PROBLEMA BREVE 1
Informe de cada línea de los registros que contenga la cadena "speaker" y transcríbala completa.

TEXTO PROPORCIONADO
• • •
Introducción
Parece estar más allá de toda duda la percepción de que la hermenéutica filosófica ha tomado cada vez más un lugar de mayor prominencia en el ámbito de la filosofía contemporánea. Desde Friedrich Schleiermacher y Wilhelm Dilthey pasando por Martín Heidegger, Hans-Georg Gadamer, Paul Ricoeur, Jean Grondin y Mauricio Beuchot, ha tenido lugar paulatinamente el ascenso de esta visión de la hermenéutica como preeminente de facto en el quehacer filosófico actual. Sin embargo, la raison d’être de este brioso ascenso de la hermenéutica ha constituido también indubitablemente uno de los puntos álgidos del debate en cuanto que se cuestiona la preeminencia de la hermenéutica filosófica de iure. Dicho en otros términos: si bien es verdad que se ha dado en el pensamiento filosófico contemporáneo este realce de la posición de la hermenéutica como el filosofar contemporáneo por antonomasia, también es posible preguntarse si dicho proceder podría ser potencialmente cuestionado como superfluo, improcedente e innecesario. Es, pues, en el marco de dicho cuestionamiento donde radica la necesidad de aducir algún tipo de justificación para el filosofar hermenéutico en general.
• • •
EXTRACTOS DE DATOS
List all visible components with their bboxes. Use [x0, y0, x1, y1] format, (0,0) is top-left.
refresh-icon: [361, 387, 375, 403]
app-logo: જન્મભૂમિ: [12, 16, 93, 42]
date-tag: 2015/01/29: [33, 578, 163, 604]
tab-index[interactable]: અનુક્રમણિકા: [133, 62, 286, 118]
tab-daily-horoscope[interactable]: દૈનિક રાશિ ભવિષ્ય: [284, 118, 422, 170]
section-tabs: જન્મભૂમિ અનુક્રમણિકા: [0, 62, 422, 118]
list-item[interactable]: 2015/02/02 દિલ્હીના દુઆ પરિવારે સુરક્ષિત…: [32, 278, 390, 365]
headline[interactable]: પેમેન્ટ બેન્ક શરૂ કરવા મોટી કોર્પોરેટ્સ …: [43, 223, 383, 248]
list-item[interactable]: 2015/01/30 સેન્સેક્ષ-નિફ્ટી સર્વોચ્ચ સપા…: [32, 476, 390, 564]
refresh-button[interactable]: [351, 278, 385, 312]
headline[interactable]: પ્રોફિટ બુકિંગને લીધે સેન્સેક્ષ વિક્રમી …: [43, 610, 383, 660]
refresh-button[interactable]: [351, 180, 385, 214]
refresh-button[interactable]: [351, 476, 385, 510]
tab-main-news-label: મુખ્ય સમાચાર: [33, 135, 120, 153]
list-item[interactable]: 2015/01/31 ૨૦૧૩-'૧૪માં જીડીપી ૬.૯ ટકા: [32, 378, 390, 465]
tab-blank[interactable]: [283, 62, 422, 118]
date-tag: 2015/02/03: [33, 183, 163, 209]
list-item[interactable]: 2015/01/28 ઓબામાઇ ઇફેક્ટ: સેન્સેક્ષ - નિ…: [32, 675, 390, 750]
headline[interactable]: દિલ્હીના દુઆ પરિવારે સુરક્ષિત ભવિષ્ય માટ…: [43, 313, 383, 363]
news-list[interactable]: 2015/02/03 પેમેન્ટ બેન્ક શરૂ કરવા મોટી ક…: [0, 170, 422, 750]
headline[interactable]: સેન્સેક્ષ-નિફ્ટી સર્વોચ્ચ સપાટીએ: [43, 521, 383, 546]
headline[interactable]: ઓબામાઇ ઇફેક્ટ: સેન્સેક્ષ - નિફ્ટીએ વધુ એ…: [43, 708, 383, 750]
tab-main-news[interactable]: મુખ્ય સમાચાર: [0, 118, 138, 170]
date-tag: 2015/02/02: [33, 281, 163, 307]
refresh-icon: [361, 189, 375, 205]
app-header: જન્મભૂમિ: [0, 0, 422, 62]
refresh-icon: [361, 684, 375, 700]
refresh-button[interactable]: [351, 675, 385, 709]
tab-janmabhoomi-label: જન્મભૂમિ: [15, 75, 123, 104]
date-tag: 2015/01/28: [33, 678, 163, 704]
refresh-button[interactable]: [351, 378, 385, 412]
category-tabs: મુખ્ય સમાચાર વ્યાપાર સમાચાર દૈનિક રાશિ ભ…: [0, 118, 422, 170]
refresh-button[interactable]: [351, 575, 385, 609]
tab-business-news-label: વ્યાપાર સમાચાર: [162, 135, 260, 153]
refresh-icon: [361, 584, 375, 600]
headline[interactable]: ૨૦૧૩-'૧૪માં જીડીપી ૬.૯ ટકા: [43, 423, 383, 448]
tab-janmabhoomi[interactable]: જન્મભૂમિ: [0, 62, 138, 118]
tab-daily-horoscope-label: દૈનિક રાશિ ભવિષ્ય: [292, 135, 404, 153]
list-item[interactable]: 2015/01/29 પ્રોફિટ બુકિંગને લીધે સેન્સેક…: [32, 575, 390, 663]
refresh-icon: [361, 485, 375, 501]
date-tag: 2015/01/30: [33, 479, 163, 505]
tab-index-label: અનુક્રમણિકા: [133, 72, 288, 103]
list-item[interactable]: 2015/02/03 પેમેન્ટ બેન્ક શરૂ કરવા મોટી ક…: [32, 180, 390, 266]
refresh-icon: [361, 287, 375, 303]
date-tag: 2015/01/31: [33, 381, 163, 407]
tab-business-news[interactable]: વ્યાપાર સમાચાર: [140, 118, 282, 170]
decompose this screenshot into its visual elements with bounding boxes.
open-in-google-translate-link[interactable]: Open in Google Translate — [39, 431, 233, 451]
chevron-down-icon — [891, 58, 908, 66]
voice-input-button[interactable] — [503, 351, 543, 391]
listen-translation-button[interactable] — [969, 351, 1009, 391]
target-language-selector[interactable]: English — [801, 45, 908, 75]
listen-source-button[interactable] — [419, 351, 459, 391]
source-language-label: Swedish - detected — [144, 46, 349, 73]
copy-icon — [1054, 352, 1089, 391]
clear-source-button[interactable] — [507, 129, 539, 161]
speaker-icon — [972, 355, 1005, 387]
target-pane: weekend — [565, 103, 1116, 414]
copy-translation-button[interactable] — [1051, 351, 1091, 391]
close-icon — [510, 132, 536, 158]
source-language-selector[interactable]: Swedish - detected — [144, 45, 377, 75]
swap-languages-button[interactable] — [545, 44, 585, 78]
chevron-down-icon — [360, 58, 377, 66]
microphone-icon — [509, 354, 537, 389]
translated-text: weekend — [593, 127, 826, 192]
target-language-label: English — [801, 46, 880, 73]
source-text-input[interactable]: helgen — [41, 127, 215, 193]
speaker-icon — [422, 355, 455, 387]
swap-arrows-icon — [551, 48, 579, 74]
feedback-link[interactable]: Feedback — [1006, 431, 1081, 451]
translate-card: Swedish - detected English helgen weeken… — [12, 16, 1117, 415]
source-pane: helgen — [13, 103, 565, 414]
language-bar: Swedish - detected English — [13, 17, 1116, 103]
• • •
PROBLEMA BREVE 2
Responda brevemente, con base en la introducción anterior:
(a) ¿Con qué dos autores comienza la enumeración de pensadores que va desde ellos hasta Mauricio Beuchot?
(b) ¿Con qué tres adjetivos se dice que el proceder de la hermenéutica podría ser potencialmente cuestionado?
(c) ¿Para qué se afirma que es necesario aducir algún tipo de justificación?

RESPUESTA AL EJERCICIO 1
speaker-icon — [972, 355, 1005, 387]
speaker-icon — [422, 355, 455, 387]

RESPUESTA AL EJERCICIO 2
(a) Con Friedrich Schleiermacher y Wilhelm Dilthey.
(b) Superfluo, improcedente e innecesario.
(c) Para el filosofar hermenéutico en general.